Required work
Among the entries below, count the lines where the string "Business" occurs, and give only the number.

Material for this exercise
>> Start

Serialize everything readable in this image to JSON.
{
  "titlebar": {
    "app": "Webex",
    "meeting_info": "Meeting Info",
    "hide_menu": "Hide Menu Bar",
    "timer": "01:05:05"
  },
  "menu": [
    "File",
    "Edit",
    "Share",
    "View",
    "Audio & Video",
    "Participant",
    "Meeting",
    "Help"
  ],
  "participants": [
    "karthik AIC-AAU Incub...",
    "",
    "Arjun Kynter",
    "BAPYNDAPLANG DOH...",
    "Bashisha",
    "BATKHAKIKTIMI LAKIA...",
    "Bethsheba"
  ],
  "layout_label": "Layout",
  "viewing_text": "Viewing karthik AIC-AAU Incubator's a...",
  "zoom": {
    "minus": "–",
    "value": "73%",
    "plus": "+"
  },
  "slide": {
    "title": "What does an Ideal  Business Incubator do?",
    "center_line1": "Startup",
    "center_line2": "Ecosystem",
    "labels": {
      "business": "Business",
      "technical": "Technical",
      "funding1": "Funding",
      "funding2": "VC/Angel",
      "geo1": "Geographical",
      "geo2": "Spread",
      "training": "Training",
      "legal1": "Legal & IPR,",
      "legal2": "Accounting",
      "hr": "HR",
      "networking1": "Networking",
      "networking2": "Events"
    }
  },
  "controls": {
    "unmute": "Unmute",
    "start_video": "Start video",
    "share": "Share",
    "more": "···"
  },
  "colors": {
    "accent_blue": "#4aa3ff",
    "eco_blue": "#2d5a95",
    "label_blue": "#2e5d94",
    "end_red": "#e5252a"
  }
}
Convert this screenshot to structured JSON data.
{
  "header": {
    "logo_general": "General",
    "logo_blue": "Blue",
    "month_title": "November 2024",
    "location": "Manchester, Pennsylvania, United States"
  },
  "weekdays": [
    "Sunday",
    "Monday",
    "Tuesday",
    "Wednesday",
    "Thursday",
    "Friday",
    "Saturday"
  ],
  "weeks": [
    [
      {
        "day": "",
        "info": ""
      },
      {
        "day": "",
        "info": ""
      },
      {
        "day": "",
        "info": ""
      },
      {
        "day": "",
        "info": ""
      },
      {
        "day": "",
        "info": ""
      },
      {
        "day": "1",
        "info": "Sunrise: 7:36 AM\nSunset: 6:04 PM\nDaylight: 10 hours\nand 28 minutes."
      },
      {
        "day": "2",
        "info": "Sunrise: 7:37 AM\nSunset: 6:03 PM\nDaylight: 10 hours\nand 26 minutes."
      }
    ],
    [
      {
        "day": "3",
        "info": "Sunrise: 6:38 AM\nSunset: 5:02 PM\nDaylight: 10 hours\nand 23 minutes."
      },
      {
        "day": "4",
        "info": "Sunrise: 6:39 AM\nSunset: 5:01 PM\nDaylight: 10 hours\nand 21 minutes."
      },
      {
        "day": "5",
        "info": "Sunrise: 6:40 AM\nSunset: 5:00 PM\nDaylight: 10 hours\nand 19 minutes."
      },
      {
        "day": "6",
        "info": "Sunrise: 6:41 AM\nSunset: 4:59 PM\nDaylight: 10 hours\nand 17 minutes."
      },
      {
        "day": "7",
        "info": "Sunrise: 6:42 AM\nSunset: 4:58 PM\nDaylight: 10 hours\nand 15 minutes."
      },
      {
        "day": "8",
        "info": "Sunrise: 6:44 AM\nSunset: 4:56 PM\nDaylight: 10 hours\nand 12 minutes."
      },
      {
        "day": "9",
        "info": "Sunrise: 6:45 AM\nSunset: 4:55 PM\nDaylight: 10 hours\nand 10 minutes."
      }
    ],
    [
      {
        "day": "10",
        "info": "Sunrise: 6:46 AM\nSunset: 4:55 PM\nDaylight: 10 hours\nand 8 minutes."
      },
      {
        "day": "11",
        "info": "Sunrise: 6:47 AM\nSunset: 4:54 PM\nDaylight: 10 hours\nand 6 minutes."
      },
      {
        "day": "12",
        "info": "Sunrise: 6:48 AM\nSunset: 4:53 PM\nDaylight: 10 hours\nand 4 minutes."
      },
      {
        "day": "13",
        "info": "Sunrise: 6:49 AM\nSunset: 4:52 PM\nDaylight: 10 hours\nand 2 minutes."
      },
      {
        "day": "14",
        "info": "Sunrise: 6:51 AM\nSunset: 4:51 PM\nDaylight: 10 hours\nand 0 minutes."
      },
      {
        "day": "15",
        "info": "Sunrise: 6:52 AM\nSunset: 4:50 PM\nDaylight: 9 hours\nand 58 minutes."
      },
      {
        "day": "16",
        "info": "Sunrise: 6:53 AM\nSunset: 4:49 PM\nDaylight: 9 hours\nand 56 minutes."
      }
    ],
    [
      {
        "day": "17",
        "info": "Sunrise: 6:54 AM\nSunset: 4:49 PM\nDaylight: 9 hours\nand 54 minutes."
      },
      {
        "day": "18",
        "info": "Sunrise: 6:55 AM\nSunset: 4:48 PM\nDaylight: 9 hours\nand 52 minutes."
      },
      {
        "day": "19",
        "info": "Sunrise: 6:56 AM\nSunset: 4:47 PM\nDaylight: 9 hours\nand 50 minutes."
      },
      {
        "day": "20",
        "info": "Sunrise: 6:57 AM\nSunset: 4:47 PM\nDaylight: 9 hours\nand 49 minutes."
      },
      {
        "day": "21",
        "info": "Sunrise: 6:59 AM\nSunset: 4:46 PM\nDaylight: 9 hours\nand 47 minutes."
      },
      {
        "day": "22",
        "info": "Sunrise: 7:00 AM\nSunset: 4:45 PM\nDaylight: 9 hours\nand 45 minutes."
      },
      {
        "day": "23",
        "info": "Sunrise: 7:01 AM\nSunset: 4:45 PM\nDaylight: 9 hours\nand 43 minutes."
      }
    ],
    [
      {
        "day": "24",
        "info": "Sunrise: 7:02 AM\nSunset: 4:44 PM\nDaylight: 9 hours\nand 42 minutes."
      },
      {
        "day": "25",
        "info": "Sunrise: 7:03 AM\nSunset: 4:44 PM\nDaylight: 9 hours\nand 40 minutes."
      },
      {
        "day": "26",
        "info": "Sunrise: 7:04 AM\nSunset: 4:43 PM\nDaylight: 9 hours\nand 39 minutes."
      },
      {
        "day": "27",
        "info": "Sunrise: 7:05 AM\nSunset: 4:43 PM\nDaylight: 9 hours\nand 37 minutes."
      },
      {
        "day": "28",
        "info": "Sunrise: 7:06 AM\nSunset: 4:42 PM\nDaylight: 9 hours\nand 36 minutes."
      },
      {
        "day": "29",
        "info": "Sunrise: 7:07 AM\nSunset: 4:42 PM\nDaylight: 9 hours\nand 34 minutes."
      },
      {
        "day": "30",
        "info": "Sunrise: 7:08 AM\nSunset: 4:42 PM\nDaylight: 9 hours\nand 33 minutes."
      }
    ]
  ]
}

>> End

Finished task
2